Task brief: Count how many lines below contain the word "zentrale", then give that number alone.

Extracted material:
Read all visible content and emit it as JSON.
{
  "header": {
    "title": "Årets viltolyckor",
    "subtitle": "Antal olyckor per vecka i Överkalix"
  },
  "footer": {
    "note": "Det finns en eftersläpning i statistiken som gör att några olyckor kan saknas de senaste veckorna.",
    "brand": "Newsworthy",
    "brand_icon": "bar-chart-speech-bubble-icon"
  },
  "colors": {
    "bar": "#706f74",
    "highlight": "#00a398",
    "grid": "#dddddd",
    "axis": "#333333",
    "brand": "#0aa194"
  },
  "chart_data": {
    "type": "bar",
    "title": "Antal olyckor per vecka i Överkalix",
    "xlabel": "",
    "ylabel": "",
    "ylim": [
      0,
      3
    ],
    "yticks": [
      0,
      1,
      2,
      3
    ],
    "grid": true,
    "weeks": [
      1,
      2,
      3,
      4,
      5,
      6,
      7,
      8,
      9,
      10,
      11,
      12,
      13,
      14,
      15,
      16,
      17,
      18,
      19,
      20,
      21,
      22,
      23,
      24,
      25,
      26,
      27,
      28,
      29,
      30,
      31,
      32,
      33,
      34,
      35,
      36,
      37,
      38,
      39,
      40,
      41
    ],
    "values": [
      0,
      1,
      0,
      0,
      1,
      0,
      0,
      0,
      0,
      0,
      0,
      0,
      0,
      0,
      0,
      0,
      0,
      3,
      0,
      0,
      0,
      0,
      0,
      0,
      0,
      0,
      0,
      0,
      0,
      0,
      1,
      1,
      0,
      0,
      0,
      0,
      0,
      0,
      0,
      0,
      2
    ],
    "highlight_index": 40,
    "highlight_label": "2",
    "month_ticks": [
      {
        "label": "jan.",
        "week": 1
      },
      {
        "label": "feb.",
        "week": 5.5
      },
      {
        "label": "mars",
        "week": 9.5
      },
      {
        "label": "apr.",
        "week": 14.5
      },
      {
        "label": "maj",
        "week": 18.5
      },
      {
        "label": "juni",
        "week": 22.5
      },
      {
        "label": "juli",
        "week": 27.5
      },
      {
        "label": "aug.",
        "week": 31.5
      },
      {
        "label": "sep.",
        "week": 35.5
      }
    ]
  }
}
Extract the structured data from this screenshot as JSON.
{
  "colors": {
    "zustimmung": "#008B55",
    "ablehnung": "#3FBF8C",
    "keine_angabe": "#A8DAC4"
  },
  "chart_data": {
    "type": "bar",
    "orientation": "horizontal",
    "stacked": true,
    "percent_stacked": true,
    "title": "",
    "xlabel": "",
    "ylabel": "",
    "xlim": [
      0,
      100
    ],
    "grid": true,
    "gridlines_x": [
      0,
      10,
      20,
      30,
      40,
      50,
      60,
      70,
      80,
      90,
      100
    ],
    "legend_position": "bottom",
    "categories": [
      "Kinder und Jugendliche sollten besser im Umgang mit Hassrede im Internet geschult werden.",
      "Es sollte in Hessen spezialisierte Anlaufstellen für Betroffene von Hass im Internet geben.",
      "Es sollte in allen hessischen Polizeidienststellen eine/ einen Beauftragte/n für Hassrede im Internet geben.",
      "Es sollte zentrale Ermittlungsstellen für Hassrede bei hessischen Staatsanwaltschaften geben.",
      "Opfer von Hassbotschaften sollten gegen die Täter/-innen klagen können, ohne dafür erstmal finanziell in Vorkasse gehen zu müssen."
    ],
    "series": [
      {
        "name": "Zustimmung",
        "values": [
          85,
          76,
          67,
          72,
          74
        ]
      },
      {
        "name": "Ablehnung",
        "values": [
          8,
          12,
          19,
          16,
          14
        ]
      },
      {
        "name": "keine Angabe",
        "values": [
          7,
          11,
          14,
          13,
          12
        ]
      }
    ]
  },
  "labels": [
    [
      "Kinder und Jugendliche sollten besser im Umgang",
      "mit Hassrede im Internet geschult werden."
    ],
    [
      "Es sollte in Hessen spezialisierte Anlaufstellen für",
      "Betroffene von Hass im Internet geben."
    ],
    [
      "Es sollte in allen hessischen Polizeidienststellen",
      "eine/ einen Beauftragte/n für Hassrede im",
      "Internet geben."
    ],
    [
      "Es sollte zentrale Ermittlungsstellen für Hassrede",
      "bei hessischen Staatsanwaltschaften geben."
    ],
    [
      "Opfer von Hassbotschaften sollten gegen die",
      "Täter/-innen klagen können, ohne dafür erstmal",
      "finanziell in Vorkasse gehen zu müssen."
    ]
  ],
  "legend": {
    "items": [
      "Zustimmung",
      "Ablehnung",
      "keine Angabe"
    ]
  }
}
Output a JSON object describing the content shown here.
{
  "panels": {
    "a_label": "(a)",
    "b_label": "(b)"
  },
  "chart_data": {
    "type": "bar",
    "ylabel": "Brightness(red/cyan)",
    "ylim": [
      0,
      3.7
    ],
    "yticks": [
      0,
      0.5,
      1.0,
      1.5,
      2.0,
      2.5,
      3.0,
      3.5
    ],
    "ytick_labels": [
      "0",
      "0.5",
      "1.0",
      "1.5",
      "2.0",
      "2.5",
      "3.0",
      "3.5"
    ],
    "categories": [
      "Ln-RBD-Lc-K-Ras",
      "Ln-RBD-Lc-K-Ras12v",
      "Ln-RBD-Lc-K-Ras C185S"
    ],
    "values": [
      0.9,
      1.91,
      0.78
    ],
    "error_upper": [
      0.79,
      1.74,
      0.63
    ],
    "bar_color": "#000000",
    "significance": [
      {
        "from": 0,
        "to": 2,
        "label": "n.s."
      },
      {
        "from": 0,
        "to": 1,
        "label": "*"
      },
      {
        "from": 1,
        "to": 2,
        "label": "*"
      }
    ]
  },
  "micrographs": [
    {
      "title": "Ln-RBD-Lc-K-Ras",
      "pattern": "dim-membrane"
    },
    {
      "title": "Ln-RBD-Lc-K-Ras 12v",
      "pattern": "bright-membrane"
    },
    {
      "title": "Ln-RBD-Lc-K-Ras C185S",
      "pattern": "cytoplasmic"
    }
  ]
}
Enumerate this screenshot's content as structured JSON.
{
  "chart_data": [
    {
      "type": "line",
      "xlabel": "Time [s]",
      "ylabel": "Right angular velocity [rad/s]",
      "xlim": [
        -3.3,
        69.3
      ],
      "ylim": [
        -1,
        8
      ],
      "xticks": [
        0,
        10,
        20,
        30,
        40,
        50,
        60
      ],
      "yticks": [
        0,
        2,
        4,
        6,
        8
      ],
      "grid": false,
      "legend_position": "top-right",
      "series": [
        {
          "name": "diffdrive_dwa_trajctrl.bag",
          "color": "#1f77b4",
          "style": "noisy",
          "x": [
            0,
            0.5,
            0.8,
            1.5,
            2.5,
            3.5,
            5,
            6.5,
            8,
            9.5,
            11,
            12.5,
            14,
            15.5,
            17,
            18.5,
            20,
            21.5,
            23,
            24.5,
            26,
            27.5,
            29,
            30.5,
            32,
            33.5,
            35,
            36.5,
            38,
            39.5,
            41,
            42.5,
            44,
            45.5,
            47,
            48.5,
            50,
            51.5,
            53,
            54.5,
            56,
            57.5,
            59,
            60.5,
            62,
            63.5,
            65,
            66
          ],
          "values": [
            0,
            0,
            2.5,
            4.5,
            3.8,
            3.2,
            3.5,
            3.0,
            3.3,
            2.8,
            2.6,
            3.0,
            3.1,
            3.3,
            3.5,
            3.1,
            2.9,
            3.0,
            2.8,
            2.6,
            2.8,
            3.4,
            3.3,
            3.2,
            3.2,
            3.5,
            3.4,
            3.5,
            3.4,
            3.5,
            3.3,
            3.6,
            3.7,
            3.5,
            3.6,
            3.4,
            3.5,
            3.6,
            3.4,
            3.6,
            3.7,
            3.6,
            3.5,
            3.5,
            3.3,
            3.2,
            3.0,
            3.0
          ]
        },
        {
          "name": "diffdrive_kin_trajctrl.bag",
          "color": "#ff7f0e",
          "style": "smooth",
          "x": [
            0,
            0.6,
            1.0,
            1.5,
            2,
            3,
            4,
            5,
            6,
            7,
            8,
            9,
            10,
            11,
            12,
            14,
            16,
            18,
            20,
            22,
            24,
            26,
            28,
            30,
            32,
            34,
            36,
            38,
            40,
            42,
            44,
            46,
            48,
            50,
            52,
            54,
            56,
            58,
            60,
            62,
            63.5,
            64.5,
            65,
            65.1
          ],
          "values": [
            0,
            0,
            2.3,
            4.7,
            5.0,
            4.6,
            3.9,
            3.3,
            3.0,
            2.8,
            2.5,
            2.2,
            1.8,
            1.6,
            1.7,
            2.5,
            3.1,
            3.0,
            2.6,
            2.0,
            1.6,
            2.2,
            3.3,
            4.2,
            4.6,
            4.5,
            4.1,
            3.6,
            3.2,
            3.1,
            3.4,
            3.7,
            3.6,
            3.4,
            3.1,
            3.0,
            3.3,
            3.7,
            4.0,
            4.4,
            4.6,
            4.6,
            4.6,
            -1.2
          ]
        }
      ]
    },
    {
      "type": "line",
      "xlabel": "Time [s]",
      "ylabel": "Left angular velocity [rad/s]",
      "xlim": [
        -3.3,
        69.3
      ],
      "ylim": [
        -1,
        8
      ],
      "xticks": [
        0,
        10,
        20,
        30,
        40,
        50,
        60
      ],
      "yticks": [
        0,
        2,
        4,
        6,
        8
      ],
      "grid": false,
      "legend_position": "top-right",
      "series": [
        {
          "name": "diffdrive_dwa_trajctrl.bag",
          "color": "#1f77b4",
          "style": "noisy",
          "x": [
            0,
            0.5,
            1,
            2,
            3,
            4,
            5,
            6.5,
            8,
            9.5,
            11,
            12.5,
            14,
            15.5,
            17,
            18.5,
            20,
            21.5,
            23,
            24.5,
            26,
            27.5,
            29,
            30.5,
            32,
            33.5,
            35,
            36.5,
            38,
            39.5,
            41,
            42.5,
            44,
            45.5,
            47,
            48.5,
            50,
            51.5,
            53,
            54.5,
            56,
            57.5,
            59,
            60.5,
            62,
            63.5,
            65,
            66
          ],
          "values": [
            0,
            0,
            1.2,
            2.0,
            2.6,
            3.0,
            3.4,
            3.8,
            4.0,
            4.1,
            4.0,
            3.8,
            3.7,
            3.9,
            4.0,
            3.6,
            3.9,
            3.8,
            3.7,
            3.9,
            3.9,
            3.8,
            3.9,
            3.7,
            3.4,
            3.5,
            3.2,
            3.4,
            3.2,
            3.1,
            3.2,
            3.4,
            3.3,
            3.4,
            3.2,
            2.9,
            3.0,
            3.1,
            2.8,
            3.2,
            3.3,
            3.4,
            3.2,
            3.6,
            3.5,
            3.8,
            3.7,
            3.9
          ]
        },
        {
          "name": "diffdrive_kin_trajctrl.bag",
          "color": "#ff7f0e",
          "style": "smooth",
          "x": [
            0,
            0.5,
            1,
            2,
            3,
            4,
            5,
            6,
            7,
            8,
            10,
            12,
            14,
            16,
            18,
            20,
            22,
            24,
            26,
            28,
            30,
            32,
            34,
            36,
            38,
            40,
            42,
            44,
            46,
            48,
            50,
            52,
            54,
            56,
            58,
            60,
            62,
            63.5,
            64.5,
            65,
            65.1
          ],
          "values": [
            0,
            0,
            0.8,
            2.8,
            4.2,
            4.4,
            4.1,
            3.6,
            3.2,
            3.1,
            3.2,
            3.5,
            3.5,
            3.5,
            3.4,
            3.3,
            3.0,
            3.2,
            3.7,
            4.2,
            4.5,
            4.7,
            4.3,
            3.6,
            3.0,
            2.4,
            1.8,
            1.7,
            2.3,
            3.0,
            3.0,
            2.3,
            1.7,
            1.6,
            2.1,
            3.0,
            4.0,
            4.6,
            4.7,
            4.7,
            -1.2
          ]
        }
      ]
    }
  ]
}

Response to this task: 2